TEXT PASSAGE:
○ ○ ○ ○

Stanford Project Aims To Gauge Online Privacy

Ryan Calo, a residential fellow at the Center for Internet & Society, is quoted on the launch of WhatApp?, a website that reviews how well web applications protect users' privacy. Alejandro Martínez-Cabrera of the San Francisco Chronicle reports:

Who ever reads the user agreements?

As our lives have become more intertwined with the digital world, privacy advocates have become increasingly worried that we are often left with little other choice but to sign away any privacy concerns in the name of enjoying a fun or necessary service.

But a project at Stanford University is looking to change that with WhatApp.org, a Web forum where users can review and compare the privacy, security and openness of Internet and mobile applications.

The Web site grades applications on a five-point scale based on reviewers' answers to questions like: Can an application offer the same things without requesting so much information about the user? Or can users see and contribute to the source code?

○ ○ ○ ○

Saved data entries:
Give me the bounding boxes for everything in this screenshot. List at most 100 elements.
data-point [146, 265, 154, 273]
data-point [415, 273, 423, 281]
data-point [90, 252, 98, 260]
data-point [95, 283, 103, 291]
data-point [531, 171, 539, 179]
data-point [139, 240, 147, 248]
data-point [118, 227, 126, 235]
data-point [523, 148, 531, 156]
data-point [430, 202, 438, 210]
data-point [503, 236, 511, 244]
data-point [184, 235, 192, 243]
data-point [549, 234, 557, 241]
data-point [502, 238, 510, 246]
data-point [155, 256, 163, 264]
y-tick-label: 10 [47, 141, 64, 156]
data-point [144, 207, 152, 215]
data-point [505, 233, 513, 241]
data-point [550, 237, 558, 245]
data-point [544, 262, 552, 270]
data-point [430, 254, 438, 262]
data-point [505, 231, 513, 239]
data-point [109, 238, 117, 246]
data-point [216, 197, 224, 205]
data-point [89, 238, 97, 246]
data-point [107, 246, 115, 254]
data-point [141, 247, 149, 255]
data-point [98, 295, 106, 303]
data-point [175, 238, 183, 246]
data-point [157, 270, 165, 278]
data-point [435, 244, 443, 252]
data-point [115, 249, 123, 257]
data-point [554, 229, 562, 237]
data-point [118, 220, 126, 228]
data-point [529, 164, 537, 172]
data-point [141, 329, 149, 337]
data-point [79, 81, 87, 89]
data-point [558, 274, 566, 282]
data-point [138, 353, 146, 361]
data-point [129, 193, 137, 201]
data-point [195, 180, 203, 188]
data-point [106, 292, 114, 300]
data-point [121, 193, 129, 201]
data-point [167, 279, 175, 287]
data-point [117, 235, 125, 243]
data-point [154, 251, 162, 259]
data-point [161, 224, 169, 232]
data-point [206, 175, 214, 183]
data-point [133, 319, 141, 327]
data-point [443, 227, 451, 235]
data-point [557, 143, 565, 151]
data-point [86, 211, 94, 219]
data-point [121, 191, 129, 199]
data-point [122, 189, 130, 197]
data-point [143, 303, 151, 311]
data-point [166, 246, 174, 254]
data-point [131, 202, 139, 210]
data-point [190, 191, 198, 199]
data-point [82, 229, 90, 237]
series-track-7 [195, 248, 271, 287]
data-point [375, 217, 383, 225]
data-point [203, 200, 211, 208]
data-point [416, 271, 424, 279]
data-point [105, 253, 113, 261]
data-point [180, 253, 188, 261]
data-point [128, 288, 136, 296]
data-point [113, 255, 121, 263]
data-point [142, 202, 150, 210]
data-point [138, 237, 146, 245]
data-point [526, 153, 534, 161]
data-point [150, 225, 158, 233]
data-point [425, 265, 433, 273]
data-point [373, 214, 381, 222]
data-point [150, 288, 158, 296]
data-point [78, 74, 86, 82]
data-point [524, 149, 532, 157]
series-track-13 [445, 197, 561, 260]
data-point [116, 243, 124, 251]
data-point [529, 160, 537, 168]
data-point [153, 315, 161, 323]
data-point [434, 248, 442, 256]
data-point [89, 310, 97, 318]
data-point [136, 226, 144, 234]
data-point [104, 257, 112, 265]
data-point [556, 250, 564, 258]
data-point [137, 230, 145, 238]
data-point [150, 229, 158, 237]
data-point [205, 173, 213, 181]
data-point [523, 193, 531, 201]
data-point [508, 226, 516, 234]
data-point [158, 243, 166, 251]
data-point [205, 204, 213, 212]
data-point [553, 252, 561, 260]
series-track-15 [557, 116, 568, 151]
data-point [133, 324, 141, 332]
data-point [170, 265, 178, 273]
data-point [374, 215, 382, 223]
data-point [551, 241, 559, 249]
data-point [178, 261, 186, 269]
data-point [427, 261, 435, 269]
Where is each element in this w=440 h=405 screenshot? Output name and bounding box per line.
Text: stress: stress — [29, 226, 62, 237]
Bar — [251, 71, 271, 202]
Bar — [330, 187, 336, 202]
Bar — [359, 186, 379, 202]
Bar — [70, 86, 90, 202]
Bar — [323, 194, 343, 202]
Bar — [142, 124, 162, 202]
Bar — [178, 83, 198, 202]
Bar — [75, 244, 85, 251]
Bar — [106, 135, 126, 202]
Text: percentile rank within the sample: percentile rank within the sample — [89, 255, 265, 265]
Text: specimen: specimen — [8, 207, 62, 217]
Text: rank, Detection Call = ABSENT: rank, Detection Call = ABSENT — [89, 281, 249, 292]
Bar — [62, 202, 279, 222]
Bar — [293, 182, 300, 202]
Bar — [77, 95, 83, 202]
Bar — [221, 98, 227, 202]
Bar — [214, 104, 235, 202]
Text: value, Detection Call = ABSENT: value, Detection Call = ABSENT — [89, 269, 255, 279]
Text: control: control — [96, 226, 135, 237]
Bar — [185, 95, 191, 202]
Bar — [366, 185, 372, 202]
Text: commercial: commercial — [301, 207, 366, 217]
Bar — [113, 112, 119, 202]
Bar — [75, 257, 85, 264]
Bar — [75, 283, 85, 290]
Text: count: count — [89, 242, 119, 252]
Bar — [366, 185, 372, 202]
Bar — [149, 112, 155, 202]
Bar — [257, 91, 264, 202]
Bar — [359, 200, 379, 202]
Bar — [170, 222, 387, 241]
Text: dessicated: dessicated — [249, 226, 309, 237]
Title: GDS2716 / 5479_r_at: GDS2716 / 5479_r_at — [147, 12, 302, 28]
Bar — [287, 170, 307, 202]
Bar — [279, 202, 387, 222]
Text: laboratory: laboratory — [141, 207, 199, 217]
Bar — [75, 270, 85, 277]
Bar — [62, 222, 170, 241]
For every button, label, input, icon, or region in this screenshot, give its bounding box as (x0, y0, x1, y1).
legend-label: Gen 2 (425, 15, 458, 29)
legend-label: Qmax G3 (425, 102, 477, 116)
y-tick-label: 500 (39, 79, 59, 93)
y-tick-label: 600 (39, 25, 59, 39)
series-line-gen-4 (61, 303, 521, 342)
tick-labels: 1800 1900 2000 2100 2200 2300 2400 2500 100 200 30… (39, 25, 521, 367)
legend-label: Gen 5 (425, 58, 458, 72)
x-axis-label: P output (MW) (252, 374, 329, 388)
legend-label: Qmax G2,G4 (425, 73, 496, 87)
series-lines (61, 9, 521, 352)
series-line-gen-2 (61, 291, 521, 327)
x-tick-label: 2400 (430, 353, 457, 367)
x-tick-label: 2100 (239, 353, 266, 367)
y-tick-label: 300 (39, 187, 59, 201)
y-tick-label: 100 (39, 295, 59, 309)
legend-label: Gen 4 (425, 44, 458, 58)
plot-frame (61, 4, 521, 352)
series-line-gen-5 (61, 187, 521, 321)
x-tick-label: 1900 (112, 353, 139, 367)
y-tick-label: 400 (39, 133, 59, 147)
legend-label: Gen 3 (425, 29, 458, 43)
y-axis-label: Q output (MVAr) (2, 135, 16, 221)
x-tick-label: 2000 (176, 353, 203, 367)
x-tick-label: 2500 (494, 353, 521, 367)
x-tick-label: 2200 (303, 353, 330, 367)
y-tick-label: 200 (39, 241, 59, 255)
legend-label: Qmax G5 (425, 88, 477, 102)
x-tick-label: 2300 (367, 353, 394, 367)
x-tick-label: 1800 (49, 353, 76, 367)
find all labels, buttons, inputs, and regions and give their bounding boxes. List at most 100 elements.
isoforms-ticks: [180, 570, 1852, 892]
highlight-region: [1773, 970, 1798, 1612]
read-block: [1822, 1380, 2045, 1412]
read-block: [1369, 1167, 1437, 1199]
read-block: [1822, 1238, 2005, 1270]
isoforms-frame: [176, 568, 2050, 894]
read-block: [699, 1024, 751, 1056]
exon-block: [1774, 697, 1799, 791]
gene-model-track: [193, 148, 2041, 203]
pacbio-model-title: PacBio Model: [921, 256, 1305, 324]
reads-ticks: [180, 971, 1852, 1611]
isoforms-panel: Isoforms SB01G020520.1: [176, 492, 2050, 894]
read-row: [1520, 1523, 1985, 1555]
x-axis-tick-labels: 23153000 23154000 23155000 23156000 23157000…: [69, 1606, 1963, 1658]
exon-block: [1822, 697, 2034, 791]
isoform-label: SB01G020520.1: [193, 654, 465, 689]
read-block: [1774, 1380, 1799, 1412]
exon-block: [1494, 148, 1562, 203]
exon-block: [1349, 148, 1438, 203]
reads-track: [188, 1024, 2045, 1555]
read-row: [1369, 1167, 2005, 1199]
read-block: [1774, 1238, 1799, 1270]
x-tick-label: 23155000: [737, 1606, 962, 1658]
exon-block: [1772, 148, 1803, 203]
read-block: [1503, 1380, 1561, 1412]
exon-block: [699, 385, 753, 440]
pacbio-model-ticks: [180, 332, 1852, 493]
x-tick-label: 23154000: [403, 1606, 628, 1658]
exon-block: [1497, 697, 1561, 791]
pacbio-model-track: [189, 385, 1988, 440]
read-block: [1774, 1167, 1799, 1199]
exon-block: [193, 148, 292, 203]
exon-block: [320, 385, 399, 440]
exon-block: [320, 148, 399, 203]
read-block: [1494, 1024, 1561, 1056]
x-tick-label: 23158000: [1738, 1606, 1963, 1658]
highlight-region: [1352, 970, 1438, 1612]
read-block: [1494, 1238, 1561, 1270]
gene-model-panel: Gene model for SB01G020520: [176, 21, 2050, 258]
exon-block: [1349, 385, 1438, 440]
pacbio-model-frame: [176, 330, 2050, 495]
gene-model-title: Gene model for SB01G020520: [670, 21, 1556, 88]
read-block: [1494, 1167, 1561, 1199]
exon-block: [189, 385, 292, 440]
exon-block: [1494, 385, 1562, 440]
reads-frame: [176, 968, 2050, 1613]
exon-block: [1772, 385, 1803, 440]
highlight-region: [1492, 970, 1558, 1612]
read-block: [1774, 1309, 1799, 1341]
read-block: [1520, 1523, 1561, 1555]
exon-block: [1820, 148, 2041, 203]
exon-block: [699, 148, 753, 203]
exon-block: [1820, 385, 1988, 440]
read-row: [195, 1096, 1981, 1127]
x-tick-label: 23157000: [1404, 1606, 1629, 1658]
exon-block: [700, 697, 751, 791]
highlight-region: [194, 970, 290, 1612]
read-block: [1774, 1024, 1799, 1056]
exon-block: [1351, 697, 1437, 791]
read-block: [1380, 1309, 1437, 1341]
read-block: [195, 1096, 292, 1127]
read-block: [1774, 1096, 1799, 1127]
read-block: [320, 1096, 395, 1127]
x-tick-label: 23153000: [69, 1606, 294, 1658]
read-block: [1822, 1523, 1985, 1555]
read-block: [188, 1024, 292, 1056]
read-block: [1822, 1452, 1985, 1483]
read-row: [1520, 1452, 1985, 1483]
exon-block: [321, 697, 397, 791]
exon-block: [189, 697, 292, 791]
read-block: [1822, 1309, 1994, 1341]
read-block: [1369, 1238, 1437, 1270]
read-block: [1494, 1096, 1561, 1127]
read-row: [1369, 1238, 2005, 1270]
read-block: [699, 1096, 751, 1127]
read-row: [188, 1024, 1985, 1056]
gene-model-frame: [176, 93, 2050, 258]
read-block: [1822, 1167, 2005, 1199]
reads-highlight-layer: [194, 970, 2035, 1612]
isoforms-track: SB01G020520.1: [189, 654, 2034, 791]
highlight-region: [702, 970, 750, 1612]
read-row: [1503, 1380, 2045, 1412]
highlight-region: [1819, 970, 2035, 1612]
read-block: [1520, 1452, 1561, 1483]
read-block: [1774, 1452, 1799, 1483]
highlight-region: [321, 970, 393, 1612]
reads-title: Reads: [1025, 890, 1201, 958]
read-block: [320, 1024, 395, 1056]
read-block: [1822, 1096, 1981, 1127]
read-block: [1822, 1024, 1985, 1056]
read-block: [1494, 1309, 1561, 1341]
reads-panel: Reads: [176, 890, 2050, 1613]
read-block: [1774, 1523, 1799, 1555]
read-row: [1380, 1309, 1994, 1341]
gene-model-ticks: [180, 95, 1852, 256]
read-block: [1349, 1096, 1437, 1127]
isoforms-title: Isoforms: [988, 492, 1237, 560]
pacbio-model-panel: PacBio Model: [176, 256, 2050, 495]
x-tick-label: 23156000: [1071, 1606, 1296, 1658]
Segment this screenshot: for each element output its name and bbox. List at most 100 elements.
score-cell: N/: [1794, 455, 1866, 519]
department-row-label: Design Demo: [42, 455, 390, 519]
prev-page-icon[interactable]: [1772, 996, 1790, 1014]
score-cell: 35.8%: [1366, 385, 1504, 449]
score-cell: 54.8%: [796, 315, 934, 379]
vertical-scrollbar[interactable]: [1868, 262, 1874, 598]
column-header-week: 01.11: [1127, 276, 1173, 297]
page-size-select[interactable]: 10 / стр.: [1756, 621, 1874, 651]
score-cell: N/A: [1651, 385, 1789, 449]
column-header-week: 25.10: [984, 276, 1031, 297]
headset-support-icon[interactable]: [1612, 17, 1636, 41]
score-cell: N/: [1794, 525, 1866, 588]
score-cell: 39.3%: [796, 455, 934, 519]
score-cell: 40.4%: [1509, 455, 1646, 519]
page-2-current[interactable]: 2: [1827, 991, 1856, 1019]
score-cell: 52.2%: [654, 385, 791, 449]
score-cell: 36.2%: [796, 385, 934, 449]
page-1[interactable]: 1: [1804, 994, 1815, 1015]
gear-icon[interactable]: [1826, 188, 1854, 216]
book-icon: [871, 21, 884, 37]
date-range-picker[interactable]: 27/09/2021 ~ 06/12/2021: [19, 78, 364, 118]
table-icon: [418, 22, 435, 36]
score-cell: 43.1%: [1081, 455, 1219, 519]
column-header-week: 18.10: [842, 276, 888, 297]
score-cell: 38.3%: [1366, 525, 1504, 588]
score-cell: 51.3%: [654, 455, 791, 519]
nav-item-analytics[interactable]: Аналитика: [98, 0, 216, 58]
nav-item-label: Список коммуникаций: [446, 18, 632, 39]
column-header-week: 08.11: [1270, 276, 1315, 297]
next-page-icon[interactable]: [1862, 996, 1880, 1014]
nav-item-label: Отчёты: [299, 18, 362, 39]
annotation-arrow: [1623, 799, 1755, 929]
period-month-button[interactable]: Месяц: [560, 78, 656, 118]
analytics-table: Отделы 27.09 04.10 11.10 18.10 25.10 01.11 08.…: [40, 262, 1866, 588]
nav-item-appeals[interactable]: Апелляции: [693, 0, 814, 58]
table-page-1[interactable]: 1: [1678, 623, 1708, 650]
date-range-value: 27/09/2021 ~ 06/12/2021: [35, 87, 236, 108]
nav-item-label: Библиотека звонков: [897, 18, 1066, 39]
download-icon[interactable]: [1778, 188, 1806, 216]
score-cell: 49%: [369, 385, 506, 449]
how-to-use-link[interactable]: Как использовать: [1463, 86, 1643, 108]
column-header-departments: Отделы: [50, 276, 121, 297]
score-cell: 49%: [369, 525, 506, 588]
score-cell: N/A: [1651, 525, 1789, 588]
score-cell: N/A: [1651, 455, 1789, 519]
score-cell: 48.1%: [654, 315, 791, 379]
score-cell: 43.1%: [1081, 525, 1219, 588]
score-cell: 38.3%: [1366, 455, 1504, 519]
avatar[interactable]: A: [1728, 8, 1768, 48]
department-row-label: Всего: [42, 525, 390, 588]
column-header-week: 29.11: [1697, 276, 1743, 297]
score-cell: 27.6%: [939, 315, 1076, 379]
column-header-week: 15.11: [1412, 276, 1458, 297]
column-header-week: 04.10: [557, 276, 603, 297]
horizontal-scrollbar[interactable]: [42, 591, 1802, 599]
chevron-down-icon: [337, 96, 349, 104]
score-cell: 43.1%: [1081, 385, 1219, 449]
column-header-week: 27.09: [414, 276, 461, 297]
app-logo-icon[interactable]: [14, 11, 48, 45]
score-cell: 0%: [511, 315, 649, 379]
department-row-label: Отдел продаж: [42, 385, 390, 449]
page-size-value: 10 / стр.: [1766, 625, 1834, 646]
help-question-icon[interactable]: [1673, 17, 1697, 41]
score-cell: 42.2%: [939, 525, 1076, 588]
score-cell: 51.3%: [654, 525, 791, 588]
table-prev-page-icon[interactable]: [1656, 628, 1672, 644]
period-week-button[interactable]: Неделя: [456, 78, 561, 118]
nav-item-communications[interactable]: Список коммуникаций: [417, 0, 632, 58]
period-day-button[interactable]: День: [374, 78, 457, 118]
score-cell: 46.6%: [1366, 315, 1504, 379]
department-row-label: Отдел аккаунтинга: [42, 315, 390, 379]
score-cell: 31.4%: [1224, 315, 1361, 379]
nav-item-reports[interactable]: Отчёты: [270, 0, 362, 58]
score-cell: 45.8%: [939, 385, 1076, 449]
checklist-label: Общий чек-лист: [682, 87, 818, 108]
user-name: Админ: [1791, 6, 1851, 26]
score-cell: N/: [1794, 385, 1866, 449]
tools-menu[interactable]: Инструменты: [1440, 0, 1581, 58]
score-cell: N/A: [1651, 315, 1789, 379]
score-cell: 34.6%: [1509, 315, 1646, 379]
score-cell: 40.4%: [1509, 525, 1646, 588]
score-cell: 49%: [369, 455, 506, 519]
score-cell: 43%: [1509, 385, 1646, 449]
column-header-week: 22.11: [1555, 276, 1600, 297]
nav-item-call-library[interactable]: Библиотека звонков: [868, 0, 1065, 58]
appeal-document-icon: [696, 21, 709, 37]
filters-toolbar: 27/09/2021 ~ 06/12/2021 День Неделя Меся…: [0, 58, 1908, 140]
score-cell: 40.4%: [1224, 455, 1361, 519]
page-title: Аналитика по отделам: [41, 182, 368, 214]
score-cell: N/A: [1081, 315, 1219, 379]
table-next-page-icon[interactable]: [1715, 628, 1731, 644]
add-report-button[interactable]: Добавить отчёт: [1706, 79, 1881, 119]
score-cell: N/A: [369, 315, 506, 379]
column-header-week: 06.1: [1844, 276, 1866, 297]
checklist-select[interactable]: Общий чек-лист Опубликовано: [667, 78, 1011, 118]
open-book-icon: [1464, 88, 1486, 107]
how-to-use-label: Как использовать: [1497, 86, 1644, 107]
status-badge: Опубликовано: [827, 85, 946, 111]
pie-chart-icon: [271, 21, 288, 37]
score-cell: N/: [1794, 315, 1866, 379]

○ ○ ○ ○

EXERCISE REQUIREMENTS:
• a. In the article on the Stanford privacy project, on what scale does the Web site grade applications?
• b. Resume the article on the Stanford privacy project, picking up after its last sentence.
This material was taken from a separate source.

PER-TASK ANSWERS:
• a. A five-point scale.

• b.
...

"Consumers don't have a place where they can search for an app or compare them in the basis of values like security, privacy and openness. The idea is to kick the tires on these things and find out if some of these have security vulnerabilities," said Ryan Calo, a Stanford Law fellow and WhatApp's co-creator.

...

Calo views the project as a way to stimulate discussion about privacy and security. Bringing these values to the forefront will help encourage application developers to think more about them, he said.